_WHAT THE EXERCISE ASKS_. Write out the full listing again, exactly as it stands.

_PROVIDED DATA_.
-------------------------

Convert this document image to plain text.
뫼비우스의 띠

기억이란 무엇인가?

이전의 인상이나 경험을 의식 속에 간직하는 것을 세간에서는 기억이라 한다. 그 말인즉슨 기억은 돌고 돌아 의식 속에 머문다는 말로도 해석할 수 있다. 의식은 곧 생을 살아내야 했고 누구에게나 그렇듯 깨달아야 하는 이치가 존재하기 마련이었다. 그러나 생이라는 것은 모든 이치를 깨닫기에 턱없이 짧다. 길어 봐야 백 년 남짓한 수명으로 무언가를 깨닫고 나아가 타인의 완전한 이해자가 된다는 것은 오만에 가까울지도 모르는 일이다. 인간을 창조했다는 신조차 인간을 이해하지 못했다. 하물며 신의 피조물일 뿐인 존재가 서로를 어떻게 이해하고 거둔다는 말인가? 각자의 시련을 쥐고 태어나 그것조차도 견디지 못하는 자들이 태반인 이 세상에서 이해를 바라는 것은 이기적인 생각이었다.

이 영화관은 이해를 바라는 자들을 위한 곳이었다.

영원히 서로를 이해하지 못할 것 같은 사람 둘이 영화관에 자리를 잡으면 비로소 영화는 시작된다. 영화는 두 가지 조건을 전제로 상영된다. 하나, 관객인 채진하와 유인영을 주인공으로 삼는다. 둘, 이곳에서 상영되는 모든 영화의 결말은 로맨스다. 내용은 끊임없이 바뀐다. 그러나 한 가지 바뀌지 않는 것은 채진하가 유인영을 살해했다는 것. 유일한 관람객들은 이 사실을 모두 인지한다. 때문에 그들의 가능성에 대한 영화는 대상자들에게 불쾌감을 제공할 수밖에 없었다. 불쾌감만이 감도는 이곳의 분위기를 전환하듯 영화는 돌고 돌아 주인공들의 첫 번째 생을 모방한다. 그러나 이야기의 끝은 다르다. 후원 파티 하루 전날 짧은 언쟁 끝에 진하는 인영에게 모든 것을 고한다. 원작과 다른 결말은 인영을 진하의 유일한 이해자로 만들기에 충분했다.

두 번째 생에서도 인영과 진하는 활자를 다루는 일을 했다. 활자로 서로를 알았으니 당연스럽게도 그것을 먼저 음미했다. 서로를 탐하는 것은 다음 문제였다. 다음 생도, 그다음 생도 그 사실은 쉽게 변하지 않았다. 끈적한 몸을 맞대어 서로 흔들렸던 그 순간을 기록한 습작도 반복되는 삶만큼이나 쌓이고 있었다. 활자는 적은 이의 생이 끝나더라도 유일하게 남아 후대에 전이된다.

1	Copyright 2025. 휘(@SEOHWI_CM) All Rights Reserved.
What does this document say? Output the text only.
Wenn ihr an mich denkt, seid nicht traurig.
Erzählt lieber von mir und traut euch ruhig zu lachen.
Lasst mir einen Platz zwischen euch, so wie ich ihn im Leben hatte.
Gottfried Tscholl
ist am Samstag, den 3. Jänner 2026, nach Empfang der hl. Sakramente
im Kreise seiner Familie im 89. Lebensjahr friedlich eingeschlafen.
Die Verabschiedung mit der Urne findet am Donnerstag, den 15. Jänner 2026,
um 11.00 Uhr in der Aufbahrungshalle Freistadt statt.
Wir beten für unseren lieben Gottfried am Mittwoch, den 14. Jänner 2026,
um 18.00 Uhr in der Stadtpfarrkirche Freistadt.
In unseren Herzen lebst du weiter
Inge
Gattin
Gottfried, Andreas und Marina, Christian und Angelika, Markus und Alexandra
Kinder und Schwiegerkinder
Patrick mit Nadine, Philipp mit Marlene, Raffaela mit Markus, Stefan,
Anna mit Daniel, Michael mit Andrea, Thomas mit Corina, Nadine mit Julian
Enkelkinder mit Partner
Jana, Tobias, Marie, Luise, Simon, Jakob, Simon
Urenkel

-------------------------

_ANSWER TO THE TASK_.
Convert this document image to plain text.
뫼비우스의 띠

기억이란 무엇인가?

이전의 인상이나 경험을 의식 속에 간직하는 것을 세간에서는 기억이라 한다. 그 말인즉슨 기억은 돌고 돌아 의식 속에 머문다는 말로도 해석할 수 있다. 의식은 곧 생을 살아내야 했고 누구에게나 그렇듯 깨달아야 하는 이치가 존재하기 마련이었다. 그러나 생이라는 것은 모든 이치를 깨닫기에 턱없이 짧다. 길어 봐야 백 년 남짓한 수명으로 무언가를 깨닫고 나아가 타인의 완전한 이해자가 된다는 것은 오만에 가까울지도 모르는 일이다. 인간을 창조했다는 신조차 인간을 이해하지 못했다. 하물며 신의 피조물일 뿐인 존재가 서로를 어떻게 이해하고 거둔다는 말인가? 각자의 시련을 쥐고 태어나 그것조차도 견디지 못하는 자들이 태반인 이 세상에서 이해를 바라는 것은 이기적인 생각이었다.

이 영화관은 이해를 바라는 자들을 위한 곳이었다.

영원히 서로를 이해하지 못할 것 같은 사람 둘이 영화관에 자리를 잡으면 비로소 영화는 시작된다. 영화는 두 가지 조건을 전제로 상영된다. 하나, 관객인 채진하와 유인영을 주인공으로 삼는다. 둘, 이곳에서 상영되는 모든 영화의 결말은 로맨스다. 내용은 끊임없이 바뀐다. 그러나 한 가지 바뀌지 않는 것은 채진하가 유인영을 살해했다는 것. 유일한 관람객들은 이 사실을 모두 인지한다. 때문에 그들의 가능성에 대한 영화는 대상자들에게 불쾌감을 제공할 수밖에 없었다. 불쾌감만이 감도는 이곳의 분위기를 전환하듯 영화는 돌고 돌아 주인공들의 첫 번째 생을 모방한다. 그러나 이야기의 끝은 다르다. 후원 파티 하루 전날 짧은 언쟁 끝에 진하는 인영에게 모든 것을 고한다. 원작과 다른 결말은 인영을 진하의 유일한 이해자로 만들기에 충분했다.

두 번째 생에서도 인영과 진하는 활자를 다루는 일을 했다. 활자로 서로를 알았으니 당연스럽게도 그것을 먼저 음미했다. 서로를 탐하는 것은 다음 문제였다. 다음 생도, 그다음 생도 그 사실은 쉽게 변하지 않았다. 끈적한 몸을 맞대어 서로 흔들렸던 그 순간을 기록한 습작도 반복되는 삶만큼이나 쌓이고 있었다. 활자는 적은 이의 생이 끝나더라도 유일하게 남아 후대에 전이된다.

1	Copyright 2025. 휘(@SEOHWI_CM) All Rights Reserved.
What does this document say? Output the text only.
Wenn ihr an mich denkt, seid nicht traurig.
Erzählt lieber von mir und traut euch ruhig zu lachen.
Lasst mir einen Platz zwischen euch, so wie ich ihn im Leben hatte.
Gottfried Tscholl
ist am Samstag, den 3. Jänner 2026, nach Empfang der hl. Sakramente
im Kreise seiner Familie im 89. Lebensjahr friedlich eingeschlafen.
Die Verabschiedung mit der Urne findet am Donnerstag, den 15. Jänner 2026,
um 11.00 Uhr in der Aufbahrungshalle Freistadt statt.
Wir beten für unseren lieben Gottfried am Mittwoch, den 14. Jänner 2026,
um 18.00 Uhr in der Stadtpfarrkirche Freistadt.
In unseren Herzen lebst du weiter
Inge
Gattin
Gottfried, Andreas und Marina, Christian und Angelika, Markus und Alexandra
Kinder und Schwiegerkinder
Patrick mit Nadine, Philipp mit Marlene, Raffaela mit Markus, Stefan,
Anna mit Daniel, Michael mit Andrea, Thomas mit Corina, Nadine mit Julian
Enkelkinder mit Partner
Jana, Tobias, Marie, Luise, Simon, Jakob, Simon
Urenkel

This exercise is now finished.